◆ **WHAT NEEDS TO BE DONE**: Restate the whole listing exactly.

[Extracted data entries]
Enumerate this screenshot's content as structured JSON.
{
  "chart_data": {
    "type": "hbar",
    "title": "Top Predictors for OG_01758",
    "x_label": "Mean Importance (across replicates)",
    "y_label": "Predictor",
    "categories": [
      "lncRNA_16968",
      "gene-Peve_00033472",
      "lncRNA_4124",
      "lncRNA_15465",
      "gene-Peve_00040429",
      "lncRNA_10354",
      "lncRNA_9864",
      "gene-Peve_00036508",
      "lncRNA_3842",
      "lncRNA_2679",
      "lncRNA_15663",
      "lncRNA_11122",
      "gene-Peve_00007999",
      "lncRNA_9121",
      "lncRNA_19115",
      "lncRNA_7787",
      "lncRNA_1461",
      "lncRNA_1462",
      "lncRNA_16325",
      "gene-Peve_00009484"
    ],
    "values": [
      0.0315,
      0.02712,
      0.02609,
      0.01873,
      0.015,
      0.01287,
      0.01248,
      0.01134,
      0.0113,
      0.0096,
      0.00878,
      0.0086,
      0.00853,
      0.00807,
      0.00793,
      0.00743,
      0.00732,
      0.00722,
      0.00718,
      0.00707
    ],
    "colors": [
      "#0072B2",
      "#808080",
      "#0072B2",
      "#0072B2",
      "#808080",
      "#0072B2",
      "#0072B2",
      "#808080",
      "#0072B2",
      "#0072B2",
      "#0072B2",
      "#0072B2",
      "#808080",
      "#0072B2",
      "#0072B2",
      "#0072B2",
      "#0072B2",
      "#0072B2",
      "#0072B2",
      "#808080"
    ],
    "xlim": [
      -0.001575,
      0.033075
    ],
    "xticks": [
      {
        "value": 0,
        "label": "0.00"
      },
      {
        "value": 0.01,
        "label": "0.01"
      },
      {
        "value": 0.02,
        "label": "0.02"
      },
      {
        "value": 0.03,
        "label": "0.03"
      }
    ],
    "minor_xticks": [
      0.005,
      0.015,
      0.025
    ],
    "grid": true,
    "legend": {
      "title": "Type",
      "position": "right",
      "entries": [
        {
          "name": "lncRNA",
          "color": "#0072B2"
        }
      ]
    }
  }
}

◆ **SOLUTION TO THIS PROBLEM**:
Enumerate this screenshot's content as structured JSON.
{
  "chart_data": {
    "type": "hbar",
    "title": "Top Predictors for OG_01758",
    "x_label": "Mean Importance (across replicates)",
    "y_label": "Predictor",
    "categories": [
      "lncRNA_16968",
      "gene-Peve_00033472",
      "lncRNA_4124",
      "lncRNA_15465",
      "gene-Peve_00040429",
      "lncRNA_10354",
      "lncRNA_9864",
      "gene-Peve_00036508",
      "lncRNA_3842",
      "lncRNA_2679",
      "lncRNA_15663",
      "lncRNA_11122",
      "gene-Peve_00007999",
      "lncRNA_9121",
      "lncRNA_19115",
      "lncRNA_7787",
      "lncRNA_1461",
      "lncRNA_1462",
      "lncRNA_16325",
      "gene-Peve_00009484"
    ],
    "values": [
      0.0315,
      0.02712,
      0.02609,
      0.01873,
      0.015,
      0.01287,
      0.01248,
      0.01134,
      0.0113,
      0.0096,
      0.00878,
      0.0086,
      0.00853,
      0.00807,
      0.00793,
      0.00743,
      0.00732,
      0.00722,
      0.00718,
      0.00707
    ],
    "colors": [
      "#0072B2",
      "#808080",
      "#0072B2",
      "#0072B2",
      "#808080",
      "#0072B2",
      "#0072B2",
      "#808080",
      "#0072B2",
      "#0072B2",
      "#0072B2",
      "#0072B2",
      "#808080",
      "#0072B2",
      "#0072B2",
      "#0072B2",
      "#0072B2",
      "#0072B2",
      "#0072B2",
      "#808080"
    ],
    "xlim": [
      -0.001575,
      0.033075
    ],
    "xticks": [
      {
        "value": 0,
        "label": "0.00"
      },
      {
        "value": 0.01,
        "label": "0.01"
      },
      {
        "value": 0.02,
        "label": "0.02"
      },
      {
        "value": 0.03,
        "label": "0.03"
      }
    ],
    "minor_xticks": [
      0.005,
      0.015,
      0.025
    ],
    "grid": true,
    "legend": {
      "title": "Type",
      "position": "right",
      "entries": [
        {
          "name": "lncRNA",
          "color": "#0072B2"
        }
      ]
    }
  }
}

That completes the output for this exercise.